Problem requirements: Count the lines below that contain the word "variable", and reply with only that number.

Figure record extracts

-.-.-

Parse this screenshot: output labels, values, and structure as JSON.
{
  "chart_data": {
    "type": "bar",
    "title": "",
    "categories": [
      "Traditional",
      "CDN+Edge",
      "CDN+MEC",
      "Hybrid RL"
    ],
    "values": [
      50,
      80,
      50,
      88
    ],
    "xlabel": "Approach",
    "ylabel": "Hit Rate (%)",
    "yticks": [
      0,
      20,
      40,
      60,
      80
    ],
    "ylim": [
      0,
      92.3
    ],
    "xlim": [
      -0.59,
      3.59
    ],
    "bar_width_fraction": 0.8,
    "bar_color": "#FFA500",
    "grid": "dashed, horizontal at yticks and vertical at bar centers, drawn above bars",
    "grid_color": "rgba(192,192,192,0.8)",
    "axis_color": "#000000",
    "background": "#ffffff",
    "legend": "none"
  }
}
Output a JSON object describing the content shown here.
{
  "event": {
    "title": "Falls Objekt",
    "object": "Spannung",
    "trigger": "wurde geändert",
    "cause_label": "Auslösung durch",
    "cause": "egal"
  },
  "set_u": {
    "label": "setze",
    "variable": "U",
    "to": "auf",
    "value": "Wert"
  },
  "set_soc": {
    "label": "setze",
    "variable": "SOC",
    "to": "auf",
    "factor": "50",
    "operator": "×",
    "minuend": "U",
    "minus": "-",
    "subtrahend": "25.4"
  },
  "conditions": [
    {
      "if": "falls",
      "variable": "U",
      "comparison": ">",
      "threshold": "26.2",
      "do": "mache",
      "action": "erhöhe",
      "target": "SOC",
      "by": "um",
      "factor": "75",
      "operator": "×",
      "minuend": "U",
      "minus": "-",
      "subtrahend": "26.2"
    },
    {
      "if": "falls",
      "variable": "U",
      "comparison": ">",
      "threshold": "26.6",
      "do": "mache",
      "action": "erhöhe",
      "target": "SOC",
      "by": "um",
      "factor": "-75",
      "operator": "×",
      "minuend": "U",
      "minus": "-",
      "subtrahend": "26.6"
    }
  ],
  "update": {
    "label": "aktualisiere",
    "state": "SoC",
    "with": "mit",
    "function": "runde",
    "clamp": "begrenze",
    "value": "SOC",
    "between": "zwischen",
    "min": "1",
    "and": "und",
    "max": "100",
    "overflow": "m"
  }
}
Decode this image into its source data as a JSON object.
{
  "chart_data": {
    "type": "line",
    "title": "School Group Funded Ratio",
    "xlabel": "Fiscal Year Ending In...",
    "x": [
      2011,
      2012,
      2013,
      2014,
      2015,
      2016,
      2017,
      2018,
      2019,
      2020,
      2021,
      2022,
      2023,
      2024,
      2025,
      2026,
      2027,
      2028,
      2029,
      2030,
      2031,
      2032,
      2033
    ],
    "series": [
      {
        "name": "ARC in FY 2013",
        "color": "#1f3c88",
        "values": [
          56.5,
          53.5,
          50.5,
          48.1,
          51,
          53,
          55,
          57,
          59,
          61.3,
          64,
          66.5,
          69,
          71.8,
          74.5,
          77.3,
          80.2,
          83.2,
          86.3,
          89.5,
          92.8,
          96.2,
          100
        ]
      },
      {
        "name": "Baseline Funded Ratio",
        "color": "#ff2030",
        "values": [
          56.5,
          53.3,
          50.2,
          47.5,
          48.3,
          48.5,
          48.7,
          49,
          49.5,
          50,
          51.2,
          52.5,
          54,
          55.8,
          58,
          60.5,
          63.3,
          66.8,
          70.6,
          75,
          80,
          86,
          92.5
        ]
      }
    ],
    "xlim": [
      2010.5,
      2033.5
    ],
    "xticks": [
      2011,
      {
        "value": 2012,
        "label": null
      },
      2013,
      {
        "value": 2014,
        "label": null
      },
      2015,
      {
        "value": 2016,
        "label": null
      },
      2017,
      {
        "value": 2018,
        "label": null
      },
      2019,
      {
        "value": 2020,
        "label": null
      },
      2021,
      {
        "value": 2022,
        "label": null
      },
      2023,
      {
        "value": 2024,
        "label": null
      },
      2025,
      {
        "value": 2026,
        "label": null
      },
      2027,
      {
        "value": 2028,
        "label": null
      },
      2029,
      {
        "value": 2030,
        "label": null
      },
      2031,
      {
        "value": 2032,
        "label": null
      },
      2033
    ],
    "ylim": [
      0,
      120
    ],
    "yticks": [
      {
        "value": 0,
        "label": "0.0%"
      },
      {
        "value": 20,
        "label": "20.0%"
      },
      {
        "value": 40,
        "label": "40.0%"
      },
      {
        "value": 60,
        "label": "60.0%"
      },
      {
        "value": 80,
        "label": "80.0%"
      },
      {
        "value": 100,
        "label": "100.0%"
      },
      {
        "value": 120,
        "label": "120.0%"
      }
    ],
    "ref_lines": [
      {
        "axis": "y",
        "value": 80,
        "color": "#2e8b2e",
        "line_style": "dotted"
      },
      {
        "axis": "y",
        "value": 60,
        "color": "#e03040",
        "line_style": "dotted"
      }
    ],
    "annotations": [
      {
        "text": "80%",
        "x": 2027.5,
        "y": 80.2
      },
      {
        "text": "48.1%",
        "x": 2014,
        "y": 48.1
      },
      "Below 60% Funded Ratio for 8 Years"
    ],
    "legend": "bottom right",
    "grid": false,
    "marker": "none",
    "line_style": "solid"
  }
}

-.-.-

Reply to the task: 4